> **WHAT THE TASK ASKS**:
Look through the data and write out every line with the word "JSON" in it.

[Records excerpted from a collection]

start

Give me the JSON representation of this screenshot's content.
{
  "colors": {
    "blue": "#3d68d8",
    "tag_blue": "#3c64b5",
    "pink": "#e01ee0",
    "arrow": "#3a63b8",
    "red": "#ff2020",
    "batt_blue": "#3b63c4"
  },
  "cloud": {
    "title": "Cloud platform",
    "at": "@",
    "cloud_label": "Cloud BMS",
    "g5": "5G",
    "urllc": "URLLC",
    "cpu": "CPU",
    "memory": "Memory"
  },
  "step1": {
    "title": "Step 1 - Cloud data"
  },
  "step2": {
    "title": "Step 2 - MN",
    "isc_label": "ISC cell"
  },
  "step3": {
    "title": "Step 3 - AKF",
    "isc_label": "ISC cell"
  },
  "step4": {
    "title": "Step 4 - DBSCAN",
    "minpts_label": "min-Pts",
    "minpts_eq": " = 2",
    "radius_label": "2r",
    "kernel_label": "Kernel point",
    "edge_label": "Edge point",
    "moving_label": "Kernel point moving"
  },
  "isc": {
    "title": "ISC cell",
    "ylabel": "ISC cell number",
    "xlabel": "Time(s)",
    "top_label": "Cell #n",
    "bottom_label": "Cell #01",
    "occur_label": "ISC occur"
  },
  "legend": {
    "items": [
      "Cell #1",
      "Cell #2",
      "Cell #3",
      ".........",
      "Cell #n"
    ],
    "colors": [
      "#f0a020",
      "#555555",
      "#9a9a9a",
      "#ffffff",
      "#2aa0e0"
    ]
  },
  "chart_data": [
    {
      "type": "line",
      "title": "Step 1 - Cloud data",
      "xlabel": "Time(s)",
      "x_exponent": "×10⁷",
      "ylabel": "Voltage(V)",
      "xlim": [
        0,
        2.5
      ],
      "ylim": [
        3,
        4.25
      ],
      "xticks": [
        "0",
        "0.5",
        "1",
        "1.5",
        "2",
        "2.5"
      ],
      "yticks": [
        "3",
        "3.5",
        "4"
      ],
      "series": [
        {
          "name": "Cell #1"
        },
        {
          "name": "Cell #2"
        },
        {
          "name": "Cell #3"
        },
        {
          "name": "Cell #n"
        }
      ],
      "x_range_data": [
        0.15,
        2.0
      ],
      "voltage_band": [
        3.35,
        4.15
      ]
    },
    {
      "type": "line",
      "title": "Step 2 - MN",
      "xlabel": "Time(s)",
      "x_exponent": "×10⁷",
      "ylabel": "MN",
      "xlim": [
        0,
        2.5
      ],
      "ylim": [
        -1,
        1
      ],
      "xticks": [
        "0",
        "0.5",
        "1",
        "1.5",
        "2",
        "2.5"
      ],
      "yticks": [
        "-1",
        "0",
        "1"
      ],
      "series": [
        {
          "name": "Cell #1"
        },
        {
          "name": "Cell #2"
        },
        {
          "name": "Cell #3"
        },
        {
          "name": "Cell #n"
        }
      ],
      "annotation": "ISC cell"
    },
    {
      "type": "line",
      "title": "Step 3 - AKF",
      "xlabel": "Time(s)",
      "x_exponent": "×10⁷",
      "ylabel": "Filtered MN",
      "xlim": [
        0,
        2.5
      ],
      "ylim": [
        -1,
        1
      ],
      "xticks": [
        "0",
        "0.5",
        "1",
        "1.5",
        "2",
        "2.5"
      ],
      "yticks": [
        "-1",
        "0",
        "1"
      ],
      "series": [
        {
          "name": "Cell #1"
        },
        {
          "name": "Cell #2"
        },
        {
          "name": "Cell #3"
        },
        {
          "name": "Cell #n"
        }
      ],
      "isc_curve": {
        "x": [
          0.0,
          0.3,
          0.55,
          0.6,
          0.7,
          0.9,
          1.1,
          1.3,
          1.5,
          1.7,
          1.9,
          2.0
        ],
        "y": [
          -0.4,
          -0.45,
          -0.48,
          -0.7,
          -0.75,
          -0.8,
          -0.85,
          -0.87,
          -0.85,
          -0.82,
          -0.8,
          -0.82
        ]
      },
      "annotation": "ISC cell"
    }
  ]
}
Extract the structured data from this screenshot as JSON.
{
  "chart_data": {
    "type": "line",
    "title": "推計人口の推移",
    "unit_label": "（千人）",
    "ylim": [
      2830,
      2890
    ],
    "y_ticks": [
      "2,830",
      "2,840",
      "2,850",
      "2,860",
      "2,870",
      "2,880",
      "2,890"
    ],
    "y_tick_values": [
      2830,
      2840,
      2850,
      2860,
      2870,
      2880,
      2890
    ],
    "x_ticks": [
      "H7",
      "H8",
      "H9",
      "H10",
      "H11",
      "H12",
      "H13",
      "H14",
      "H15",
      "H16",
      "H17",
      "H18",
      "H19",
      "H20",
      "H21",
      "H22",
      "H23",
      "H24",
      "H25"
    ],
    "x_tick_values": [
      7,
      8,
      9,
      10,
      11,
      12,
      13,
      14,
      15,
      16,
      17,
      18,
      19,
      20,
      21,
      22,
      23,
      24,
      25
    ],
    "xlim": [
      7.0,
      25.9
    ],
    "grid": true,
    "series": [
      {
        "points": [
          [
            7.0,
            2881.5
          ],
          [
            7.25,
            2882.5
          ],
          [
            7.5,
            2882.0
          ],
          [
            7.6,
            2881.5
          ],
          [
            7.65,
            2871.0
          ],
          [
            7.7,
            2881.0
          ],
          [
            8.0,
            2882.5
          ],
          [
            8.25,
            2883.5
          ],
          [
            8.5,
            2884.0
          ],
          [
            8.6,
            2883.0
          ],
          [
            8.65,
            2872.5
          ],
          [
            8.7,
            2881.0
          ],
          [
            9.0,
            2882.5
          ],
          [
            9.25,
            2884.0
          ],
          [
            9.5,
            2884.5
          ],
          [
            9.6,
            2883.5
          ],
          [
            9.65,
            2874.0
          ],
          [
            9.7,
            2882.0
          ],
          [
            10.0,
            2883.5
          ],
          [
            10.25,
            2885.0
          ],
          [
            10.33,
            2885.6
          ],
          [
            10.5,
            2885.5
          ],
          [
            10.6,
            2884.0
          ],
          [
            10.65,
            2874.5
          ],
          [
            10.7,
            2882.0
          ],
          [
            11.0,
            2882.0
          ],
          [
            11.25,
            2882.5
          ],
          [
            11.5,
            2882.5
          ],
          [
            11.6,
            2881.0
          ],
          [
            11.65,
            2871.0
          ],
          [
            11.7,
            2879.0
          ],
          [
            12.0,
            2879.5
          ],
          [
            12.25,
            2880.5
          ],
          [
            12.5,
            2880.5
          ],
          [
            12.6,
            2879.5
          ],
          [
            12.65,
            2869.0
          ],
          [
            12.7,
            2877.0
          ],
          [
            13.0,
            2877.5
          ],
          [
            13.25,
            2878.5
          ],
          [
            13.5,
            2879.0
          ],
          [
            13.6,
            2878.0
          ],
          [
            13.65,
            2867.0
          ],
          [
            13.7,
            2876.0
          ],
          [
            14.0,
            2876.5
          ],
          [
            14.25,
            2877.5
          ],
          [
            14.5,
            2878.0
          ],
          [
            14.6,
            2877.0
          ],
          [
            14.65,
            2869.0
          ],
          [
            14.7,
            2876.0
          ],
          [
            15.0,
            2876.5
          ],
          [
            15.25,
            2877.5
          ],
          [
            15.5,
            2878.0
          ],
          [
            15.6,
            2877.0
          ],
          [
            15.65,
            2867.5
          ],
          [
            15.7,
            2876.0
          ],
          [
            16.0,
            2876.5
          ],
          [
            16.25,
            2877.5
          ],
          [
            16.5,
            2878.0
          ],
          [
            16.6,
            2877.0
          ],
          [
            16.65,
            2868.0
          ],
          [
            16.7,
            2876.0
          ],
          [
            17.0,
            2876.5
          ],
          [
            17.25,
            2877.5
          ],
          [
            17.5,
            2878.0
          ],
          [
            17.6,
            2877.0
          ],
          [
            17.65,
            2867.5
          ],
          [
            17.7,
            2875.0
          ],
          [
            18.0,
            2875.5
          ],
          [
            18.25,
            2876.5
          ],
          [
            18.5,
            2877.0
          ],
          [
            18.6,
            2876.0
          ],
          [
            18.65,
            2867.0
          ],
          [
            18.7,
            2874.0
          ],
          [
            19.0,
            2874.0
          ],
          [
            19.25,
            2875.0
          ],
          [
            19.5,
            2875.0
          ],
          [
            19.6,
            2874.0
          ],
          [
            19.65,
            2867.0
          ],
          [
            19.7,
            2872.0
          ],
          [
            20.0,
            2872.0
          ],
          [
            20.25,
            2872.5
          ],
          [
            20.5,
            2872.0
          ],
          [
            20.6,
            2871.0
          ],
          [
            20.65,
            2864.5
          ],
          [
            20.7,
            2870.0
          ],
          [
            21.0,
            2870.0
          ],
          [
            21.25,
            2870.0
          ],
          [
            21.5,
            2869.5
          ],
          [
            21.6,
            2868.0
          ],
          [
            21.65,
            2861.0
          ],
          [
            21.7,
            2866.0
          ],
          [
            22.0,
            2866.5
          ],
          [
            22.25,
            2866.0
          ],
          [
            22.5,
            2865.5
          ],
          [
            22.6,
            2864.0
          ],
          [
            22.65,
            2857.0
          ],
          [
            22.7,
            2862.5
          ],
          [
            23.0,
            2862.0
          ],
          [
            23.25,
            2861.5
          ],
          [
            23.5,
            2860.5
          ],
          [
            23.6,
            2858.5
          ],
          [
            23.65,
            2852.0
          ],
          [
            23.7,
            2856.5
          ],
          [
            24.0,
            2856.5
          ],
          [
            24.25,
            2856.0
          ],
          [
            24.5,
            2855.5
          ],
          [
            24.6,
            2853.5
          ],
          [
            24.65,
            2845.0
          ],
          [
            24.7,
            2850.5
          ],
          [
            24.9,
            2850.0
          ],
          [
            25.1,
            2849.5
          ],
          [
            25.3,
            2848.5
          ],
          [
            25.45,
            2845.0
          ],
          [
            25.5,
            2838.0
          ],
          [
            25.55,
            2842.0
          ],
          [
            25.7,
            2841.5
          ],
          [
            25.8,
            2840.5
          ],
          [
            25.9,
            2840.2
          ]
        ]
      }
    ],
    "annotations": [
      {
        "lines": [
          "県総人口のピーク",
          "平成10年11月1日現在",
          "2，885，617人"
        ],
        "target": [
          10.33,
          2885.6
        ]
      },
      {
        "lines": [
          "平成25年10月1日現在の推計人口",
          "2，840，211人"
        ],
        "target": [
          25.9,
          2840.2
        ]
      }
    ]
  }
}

end

> **EXERCISE RESULT**:
Give me the JSON representation of this screenshot's content.
Extract the structured data from this screenshot as JSON.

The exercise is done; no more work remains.